- _Raw records_:
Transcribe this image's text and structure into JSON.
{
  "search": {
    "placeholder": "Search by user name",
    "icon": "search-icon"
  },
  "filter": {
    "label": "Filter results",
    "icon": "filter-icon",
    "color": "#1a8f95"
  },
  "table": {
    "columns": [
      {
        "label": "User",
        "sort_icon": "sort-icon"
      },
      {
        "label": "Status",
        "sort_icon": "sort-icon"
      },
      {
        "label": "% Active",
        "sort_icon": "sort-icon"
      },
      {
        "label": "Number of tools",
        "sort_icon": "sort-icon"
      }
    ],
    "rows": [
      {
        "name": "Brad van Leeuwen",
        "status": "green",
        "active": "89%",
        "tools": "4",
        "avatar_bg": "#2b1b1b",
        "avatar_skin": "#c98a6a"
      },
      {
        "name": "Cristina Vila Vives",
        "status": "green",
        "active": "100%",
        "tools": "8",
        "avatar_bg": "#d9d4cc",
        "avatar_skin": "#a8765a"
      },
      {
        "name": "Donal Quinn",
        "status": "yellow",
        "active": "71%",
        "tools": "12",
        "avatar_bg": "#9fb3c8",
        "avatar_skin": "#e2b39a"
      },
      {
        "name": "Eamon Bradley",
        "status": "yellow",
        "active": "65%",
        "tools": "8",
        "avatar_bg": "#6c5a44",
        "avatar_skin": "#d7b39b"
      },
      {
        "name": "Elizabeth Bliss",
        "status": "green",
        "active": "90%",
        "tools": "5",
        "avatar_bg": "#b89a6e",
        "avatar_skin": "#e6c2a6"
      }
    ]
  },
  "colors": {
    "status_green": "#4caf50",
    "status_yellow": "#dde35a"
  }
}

- _WORK TO DO_: Quote the material exactly, leaving nothing out.

- _IN RESPONSE_:
Transcribe this image's text and structure into JSON.
{
  "search": {
    "placeholder": "Search by user name",
    "icon": "search-icon"
  },
  "filter": {
    "label": "Filter results",
    "icon": "filter-icon",
    "color": "#1a8f95"
  },
  "table": {
    "columns": [
      {
        "label": "User",
        "sort_icon": "sort-icon"
      },
      {
        "label": "Status",
        "sort_icon": "sort-icon"
      },
      {
        "label": "% Active",
        "sort_icon": "sort-icon"
      },
      {
        "label": "Number of tools",
        "sort_icon": "sort-icon"
      }
    ],
    "rows": [
      {
        "name": "Brad van Leeuwen",
        "status": "green",
        "active": "89%",
        "tools": "4",
        "avatar_bg": "#2b1b1b",
        "avatar_skin": "#c98a6a"
      },
      {
        "name": "Cristina Vila Vives",
        "status": "green",
        "active": "100%",
        "tools": "8",
        "avatar_bg": "#d9d4cc",
        "avatar_skin": "#a8765a"
      },
      {
        "name": "Donal Quinn",
        "status": "yellow",
        "active": "71%",
        "tools": "12",
        "avatar_bg": "#9fb3c8",
        "avatar_skin": "#e2b39a"
      },
      {
        "name": "Eamon Bradley",
        "status": "yellow",
        "active": "65%",
        "tools": "8",
        "avatar_bg": "#6c5a44",
        "avatar_skin": "#d7b39b"
      },
      {
        "name": "Elizabeth Bliss",
        "status": "green",
        "active": "90%",
        "tools": "5",
        "avatar_bg": "#b89a6e",
        "avatar_skin": "#e6c2a6"
      }
    ]
  },
  "colors": {
    "status_green": "#4caf50",
    "status_yellow": "#dde35a"
  }
}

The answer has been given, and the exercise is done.